网页摘录:
Kubernetes使用的是corba框架,各个组件的Main函数都大同小异,都是先创建组件的command,接着Execute command。

k8s.io/kubernetes/cmd/kube-proxy/proxy.go:35
func main() {
   rand.Seed(time.Now().UnixNano())

   //创建Kube-Proxy command
   command := app.NewProxyCommand()

   // TODO: once we switch everything over to Cobra commands, we can go back to calling
   // utilflag.InitFlags() (by removing its pflag.Parse() call). For now, we have to set the
   // normalize func and add the go flag set by hand.
   pflag.CommandLine.SetNormalizeFunc(utilflag.WordSepNormalizeFunc)
   pflag.CommandLine.AddGoFlagSet(goflag.CommandLine)
   // utilflag.InitFlags()
   logs.InitLogs()
   defer logs.FlushLogs()

   //Execute Kube-Proxy command
   if err := command.Execute(); err != nil {
      fmt.Fprintf(os.Stderr, "error: %v\n", err)

所给记录:
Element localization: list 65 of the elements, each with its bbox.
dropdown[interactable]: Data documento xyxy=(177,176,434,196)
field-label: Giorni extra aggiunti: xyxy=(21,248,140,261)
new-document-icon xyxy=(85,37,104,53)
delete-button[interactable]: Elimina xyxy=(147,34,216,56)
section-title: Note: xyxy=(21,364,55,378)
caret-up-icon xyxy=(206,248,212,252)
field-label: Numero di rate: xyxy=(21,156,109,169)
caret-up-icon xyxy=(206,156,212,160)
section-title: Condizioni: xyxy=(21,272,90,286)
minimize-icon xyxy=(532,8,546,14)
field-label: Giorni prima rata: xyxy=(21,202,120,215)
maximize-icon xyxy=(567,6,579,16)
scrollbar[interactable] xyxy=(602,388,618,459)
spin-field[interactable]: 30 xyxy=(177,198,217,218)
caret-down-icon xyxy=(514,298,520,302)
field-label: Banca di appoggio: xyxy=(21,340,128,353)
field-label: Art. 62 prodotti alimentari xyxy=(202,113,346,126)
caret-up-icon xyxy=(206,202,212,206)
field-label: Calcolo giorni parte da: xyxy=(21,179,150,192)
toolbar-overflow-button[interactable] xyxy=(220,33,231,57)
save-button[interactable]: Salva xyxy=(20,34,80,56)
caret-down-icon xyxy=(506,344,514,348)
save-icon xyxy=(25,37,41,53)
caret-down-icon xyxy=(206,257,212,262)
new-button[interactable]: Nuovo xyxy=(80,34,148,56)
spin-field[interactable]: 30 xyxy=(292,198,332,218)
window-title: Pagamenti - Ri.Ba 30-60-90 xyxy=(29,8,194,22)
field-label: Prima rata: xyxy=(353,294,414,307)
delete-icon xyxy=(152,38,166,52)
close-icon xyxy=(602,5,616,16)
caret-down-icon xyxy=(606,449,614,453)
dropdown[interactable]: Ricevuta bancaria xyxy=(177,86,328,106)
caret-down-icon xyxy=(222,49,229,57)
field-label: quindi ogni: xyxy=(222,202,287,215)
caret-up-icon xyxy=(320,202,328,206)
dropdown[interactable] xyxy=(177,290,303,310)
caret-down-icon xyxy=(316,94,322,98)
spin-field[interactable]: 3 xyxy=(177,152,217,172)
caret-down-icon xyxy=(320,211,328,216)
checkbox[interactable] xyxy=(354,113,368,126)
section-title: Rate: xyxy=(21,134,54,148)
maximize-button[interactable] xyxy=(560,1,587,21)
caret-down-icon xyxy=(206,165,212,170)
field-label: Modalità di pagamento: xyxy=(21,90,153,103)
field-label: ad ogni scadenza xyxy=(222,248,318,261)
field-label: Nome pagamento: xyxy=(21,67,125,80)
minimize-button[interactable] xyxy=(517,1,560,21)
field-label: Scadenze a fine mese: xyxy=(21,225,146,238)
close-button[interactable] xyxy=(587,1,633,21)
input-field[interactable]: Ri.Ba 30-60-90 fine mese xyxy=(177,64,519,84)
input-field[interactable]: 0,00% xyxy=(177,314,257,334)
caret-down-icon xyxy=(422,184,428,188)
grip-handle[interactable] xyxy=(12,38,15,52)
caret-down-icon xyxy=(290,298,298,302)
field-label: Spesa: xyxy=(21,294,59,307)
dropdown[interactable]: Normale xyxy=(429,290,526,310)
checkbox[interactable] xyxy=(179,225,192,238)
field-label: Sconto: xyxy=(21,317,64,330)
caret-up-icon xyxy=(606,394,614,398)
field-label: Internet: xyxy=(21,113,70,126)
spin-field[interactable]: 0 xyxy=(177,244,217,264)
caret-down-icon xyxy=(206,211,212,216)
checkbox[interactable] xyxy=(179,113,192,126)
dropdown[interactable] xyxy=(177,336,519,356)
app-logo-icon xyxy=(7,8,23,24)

任务要求 1:
根据网页摘录回答:
(a) 各个组件的Main函数先创建什么,接着做什么?
(b) main函数调用哪个函数来创建Kube-Proxy command?
(c) 执行command出错时,用哪个函数把错误信息输出到os.Stderr?
任务要求 2: 请把所给记录改写成Markdown表格,范围从记录开头起,到含有“dropdown[interactable] xyxy=(177,290,303,310)”的那一行止,首尾两行都包括在内。表格设“序号”和“内容”两列,每行一条记录,空行不列入。
网页摘录与所给记录之间没有任何关联。

参考答案 1:
(a) 先创建组件的command,接着Execute command。
(b) app.NewProxyCommand()
(c) fmt.Fprintf

参考答案 2:
| 序号 | 内容 |
|---|---|
| 1 | Element localization: list 65 of the elements, each with its bbox. |
| 2 | dropdown[interactable]: Data documento xyxy=(177,176,434,196) |
| 3 | field-label: Giorni extra aggiunti: xyxy=(21,248,140,261) |
| 4 | new-document-icon xyxy=(85,37,104,53) |
| 5 | delete-button[interactable]: Elimina xyxy=(147,34,216,56) |
| 6 | section-title: Note: xyxy=(21,364,55,378) |
| 7 | caret-up-icon xyxy=(206,248,212,252) |
| 8 | field-label: Numero di rate: xyxy=(21,156,109,169) |
| 9 | caret-up-icon xyxy=(206,156,212,160) |
| 10 | section-title: Condizioni: xyxy=(21,272,90,286) |
| 11 | minimize-icon xyxy=(532,8,546,14) |
| 12 | field-label: Giorni prima rata: xyxy=(21,202,120,215) |
| 13 | maximize-icon xyxy=(567,6,579,16) |
| 14 | scrollbar[interactable] xyxy=(602,388,618,459) |
| 15 | spin-field[interactable]: 30 xyxy=(177,198,217,218) |
| 16 | caret-down-icon xyxy=(514,298,520,302) |
| 17 | field-label: Banca di appoggio: xyxy=(21,340,128,353) |
| 18 | field-label: Art. 62 prodotti alimentari xyxy=(202,113,346,126) |
| 19 | caret-up-icon xyxy=(206,202,212,206) |
| 20 | field-label: Calcolo giorni parte da: xyxy=(21,179,150,192) |
| 21 | toolbar-overflow-button[interactable] xyxy=(220,33,231,57) |
| 22 | save-button[interactable]: Salva xyxy=(20,34,80,56) |
| 23 | caret-down-icon xyxy=(506,344,514,348) |
| 24 | save-icon xyxy=(25,37,41,53) |
| 25 | caret-down-icon xyxy=(206,257,212,262) |
| 26 | new-button[interactable]: Nuovo xyxy=(80,34,148,56) |
| 27 | spin-field[interactable]: 30 xyxy=(292,198,332,218) |
| 28 | window-title: Pagamenti - Ri.Ba 30-60-90 xyxy=(29,8,194,22) |
| 29 | field-label: Prima rata: xyxy=(353,294,414,307) |
| 30 | delete-icon xyxy=(152,38,166,52) |
| 31 | close-icon xyxy=(602,5,616,16) |
| 32 | caret-down-icon xyxy=(606,449,614,453) |
| 33 | dropdown[interactable]: Ricevuta bancaria xyxy=(177,86,328,106) |
| 34 | caret-down-icon xyxy=(222,49,229,57) |
| 35 | field-label: quindi ogni: xyxy=(222,202,287,215) |
| 36 | caret-up-icon xyxy=(320,202,328,206) |
| 37 | dropdown[interactable] xyxy=(177,290,303,310) |